■ SOURCE MATERIAL
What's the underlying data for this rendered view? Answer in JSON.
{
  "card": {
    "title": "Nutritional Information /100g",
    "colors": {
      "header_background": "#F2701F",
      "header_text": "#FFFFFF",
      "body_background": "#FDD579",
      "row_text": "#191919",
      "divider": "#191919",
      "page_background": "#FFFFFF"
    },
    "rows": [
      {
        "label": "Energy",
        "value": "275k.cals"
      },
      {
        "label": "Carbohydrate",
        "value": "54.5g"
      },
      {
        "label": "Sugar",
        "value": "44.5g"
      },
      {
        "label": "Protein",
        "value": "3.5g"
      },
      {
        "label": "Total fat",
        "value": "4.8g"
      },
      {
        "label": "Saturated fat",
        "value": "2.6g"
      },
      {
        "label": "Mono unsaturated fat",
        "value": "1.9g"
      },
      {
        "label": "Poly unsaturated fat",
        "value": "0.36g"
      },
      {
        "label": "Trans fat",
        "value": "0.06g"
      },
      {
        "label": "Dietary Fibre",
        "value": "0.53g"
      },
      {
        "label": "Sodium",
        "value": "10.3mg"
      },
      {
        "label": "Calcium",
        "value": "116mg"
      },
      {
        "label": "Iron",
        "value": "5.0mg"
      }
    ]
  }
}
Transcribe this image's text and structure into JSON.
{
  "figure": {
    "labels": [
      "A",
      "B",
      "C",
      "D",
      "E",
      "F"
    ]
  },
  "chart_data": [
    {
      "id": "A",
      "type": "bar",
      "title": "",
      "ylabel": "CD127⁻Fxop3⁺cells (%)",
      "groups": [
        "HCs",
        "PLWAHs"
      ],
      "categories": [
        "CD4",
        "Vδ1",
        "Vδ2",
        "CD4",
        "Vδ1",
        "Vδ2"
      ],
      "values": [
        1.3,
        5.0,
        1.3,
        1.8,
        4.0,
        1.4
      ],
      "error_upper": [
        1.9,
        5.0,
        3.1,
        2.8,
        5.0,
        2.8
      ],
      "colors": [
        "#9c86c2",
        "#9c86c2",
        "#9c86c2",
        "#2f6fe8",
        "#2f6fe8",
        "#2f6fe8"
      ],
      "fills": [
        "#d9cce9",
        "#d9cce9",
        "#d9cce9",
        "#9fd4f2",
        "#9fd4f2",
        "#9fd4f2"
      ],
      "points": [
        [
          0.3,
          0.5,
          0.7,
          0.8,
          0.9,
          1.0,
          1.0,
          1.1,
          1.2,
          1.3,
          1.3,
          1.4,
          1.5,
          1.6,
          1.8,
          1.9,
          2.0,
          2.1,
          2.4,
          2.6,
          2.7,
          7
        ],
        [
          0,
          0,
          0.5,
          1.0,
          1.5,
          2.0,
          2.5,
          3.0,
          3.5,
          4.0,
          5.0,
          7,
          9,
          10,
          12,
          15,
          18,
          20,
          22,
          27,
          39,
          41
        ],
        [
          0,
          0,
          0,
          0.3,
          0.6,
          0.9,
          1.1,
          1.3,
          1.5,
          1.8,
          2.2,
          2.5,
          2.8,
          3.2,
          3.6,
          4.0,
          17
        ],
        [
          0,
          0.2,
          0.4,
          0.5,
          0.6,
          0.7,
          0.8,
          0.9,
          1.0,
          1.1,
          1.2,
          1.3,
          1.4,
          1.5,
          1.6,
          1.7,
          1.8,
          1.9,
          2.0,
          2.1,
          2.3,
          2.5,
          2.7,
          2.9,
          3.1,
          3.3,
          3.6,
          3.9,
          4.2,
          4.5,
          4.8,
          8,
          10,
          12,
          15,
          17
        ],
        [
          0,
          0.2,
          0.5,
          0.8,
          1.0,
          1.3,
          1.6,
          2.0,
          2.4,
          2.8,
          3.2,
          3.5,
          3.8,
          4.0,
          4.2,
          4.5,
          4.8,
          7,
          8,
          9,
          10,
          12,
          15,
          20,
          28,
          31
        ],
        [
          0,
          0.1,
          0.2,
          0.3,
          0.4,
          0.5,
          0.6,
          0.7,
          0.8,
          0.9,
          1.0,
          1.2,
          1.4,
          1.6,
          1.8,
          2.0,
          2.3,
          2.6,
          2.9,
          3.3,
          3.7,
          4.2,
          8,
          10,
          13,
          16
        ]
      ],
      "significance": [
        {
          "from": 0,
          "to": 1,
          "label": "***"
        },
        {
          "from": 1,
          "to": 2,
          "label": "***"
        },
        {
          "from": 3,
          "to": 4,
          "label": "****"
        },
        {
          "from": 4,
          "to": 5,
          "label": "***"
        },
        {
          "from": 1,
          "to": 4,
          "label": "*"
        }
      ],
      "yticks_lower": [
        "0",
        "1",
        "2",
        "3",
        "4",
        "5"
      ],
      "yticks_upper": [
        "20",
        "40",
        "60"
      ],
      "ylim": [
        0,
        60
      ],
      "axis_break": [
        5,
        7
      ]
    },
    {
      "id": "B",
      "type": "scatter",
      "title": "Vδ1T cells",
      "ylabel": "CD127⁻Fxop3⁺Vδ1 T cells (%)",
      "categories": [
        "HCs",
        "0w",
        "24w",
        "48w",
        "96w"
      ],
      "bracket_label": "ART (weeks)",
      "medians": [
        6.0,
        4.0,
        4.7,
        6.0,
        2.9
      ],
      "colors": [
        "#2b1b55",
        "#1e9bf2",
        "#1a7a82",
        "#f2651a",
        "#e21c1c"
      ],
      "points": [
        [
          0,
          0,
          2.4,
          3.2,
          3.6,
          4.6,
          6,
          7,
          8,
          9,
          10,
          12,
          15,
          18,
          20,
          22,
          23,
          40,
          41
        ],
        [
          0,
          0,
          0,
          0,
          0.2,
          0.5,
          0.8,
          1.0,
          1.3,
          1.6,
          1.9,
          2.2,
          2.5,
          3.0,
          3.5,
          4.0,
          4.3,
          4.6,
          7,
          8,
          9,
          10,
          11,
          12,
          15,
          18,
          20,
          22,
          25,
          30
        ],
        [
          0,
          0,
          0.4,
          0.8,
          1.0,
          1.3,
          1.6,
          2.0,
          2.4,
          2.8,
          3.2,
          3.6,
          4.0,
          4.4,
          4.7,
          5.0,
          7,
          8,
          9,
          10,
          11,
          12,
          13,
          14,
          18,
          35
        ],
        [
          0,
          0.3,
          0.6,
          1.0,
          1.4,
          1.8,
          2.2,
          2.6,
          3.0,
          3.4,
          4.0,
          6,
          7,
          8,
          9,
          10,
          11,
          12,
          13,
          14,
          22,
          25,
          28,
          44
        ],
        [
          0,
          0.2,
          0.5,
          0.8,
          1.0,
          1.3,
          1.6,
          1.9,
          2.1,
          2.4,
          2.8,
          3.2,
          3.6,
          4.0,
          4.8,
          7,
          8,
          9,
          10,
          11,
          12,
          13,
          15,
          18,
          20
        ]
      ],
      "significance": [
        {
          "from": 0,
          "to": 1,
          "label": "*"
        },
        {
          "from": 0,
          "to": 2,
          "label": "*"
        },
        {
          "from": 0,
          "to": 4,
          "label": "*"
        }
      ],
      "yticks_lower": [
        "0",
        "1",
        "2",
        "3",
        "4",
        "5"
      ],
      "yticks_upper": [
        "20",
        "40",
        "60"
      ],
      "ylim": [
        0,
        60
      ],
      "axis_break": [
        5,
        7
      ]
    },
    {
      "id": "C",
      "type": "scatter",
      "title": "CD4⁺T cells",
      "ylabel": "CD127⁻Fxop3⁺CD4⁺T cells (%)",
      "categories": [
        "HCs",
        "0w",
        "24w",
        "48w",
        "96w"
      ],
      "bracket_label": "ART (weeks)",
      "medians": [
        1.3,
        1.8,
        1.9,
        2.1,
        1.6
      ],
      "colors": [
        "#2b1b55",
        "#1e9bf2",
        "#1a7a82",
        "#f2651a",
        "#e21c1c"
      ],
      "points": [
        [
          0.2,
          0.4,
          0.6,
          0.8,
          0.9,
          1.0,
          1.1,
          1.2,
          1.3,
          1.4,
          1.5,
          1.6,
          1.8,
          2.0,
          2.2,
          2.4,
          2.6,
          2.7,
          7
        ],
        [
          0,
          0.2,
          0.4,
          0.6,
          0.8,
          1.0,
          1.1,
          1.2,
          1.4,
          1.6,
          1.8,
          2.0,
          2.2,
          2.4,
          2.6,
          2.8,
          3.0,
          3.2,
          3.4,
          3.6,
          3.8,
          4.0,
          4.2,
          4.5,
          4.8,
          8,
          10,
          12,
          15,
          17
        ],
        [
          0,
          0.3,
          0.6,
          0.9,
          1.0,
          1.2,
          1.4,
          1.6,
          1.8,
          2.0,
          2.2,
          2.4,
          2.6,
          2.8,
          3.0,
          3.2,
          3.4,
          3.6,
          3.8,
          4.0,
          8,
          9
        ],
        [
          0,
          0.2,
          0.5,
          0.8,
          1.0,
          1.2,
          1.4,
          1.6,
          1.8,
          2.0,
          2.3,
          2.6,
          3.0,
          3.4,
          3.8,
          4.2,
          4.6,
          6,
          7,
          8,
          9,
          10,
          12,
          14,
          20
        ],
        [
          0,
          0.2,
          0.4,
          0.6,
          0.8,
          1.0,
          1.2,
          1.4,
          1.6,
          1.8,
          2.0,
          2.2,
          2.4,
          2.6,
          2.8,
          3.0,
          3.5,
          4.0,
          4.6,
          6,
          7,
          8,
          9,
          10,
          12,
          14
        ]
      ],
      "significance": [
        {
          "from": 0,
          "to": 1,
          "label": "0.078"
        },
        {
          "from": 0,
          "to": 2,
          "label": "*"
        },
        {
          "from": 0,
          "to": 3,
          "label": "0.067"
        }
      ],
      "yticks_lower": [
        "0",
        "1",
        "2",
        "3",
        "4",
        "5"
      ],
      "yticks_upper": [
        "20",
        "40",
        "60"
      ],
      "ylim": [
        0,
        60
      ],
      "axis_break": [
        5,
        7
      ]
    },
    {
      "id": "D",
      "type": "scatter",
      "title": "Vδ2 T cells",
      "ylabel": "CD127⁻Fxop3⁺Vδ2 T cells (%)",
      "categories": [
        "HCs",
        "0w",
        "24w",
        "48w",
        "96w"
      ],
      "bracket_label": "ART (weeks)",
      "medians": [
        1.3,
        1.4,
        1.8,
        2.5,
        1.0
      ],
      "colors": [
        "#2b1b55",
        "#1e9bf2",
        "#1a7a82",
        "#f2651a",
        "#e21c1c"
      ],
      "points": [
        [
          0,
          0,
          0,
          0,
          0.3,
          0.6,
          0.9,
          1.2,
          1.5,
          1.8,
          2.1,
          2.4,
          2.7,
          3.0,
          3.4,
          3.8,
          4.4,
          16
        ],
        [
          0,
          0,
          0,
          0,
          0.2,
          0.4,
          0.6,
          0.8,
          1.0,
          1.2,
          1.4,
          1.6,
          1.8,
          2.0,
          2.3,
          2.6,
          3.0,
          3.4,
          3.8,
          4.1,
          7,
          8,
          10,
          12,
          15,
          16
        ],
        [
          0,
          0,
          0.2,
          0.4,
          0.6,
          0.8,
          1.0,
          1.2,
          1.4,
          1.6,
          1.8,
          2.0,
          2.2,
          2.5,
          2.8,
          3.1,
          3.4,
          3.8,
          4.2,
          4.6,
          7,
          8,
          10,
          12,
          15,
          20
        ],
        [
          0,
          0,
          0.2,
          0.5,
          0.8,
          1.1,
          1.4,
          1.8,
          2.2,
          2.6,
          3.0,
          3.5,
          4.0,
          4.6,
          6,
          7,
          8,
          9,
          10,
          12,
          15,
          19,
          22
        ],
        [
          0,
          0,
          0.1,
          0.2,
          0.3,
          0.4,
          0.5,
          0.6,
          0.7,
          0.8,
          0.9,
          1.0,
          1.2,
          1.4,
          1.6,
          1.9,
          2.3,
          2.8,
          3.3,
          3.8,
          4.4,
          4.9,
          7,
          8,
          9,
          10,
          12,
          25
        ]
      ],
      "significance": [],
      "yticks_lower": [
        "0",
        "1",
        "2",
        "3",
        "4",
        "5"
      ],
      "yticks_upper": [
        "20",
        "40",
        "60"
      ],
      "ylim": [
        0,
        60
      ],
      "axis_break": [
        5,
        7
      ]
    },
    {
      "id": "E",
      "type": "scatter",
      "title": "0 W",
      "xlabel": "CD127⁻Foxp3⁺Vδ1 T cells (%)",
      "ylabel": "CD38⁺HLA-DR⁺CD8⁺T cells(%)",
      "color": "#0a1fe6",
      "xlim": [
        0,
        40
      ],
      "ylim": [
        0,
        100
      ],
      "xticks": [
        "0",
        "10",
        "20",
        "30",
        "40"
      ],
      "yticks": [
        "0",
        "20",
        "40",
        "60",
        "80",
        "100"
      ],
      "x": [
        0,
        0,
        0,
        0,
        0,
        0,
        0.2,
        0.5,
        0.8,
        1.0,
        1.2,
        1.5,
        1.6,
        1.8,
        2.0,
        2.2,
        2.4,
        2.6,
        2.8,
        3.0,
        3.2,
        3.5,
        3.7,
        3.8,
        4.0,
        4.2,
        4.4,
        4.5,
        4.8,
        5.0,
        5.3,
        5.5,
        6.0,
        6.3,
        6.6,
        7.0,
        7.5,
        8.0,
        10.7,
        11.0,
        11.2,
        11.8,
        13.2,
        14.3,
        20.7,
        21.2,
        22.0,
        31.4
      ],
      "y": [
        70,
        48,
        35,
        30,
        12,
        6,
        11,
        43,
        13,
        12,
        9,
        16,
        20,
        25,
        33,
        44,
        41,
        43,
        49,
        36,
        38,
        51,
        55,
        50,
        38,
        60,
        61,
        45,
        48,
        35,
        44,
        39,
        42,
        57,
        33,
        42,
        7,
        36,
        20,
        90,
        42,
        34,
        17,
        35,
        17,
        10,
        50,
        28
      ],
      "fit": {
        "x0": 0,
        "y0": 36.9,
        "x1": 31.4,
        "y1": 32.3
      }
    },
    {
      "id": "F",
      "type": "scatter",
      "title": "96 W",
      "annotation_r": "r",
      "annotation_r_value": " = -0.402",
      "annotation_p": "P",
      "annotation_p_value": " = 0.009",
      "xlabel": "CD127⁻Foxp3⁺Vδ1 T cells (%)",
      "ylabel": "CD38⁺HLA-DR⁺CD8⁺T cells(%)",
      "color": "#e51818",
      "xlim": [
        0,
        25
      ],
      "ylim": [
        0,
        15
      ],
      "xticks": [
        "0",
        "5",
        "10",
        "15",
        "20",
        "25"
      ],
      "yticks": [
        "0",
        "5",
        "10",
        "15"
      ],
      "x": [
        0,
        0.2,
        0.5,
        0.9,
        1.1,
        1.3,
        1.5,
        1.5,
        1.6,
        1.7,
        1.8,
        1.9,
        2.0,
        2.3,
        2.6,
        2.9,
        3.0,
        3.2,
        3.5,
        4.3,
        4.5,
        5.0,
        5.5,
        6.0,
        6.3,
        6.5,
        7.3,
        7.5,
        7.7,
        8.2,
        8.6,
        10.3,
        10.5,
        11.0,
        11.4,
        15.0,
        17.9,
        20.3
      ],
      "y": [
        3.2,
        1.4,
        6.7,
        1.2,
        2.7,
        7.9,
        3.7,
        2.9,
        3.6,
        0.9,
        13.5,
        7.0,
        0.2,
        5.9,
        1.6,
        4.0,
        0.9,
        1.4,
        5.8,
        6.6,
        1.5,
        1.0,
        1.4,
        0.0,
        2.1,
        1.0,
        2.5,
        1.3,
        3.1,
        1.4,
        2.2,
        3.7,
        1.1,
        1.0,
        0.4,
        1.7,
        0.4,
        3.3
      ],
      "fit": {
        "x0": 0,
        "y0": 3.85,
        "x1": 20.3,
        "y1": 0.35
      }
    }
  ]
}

■ TASK TO COMPLETE
Isolate the lines above that contain the word "title" and copy them.

■ SOLUTION
    "title": "Nutritional Information /100g",
      "title": "",
      "title": "Vδ1T cells",
      "title": "CD4⁺T cells",
      "title": "Vδ2 T cells",
      "title": "0 W",
      "title": "96 W",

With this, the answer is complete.